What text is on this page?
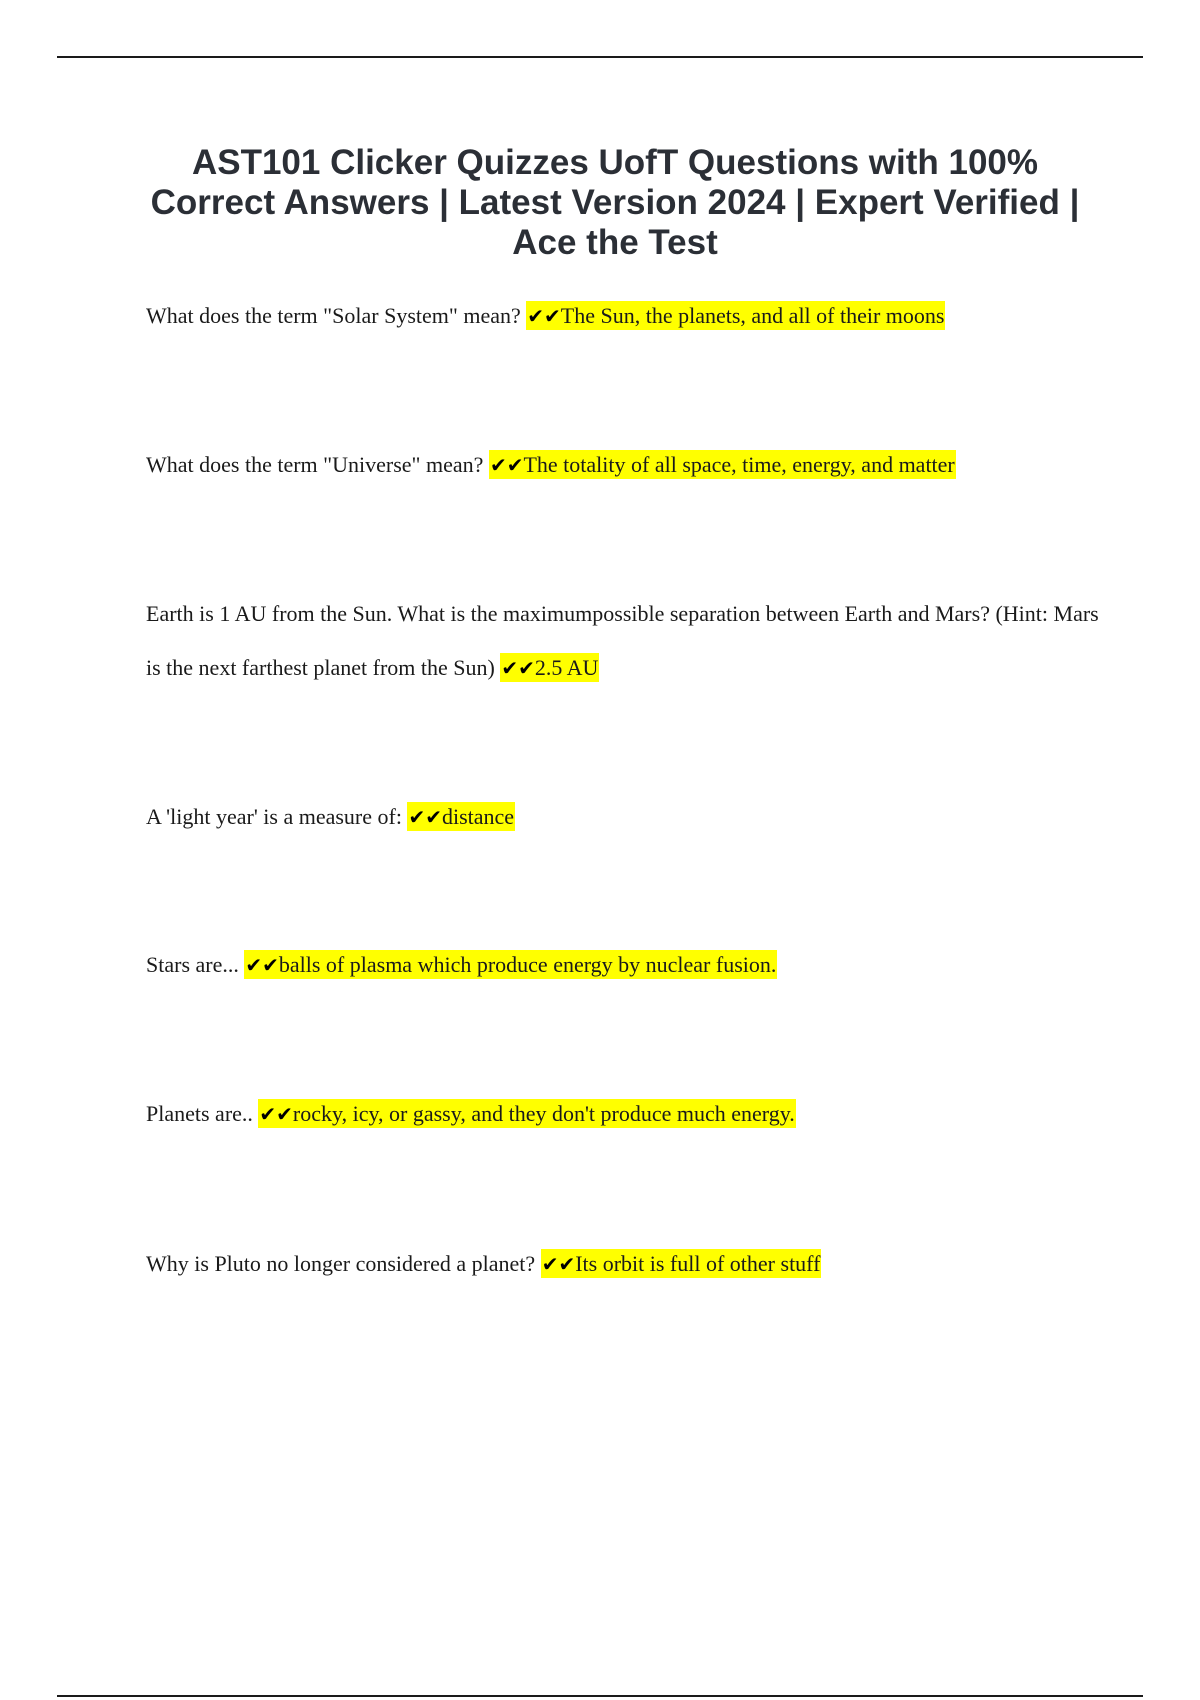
AST101 Clicker Quizzes UofT Questions with 100% Correct Answers | Latest Version 2024 | Expert Verified | Ace the Test
What does the term "Solar System" mean? ✔✔The Sun, the planets, and all of their moons
What does the term "Universe" mean? ✔✔The totality of all space, time, energy, and matter
Earth is 1 AU from the Sun. What is the maximumpossible separation between Earth and Mars? (Hint: Mars is the next farthest planet from the Sun) ✔✔2.5 AU
A 'light year' is a measure of: ✔✔distance
Stars are... ✔✔balls of plasma which produce energy by nuclear fusion.
Planets are.. ✔✔rocky, icy, or gassy, and they don't produce much energy.
Why is Pluto no longer considered a planet? ✔✔Its orbit is full of other stuff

YOUR INSTRUCTIONS
Pictures are not part of the copy; output everything else in the records exactly.

EXERCISE RESULT
What text is on this page?
AST101 Clicker Quizzes UofT Questions with 100% Correct Answers | Latest Version 2024 | Expert Verified | Ace the Test
What does the term "Solar System" mean? ✔✔The Sun, the planets, and all of their moons
What does the term "Universe" mean? ✔✔The totality of all space, time, energy, and matter
Earth is 1 AU from the Sun. What is the maximumpossible separation between Earth and Mars? (Hint: Mars is the next farthest planet from the Sun) ✔✔2.5 AU
A 'light year' is a measure of: ✔✔distance
Stars are... ✔✔balls of plasma which produce energy by nuclear fusion.
Planets are.. ✔✔rocky, icy, or gassy, and they don't produce much energy.
Why is Pluto no longer considered a planet? ✔✔Its orbit is full of other stuff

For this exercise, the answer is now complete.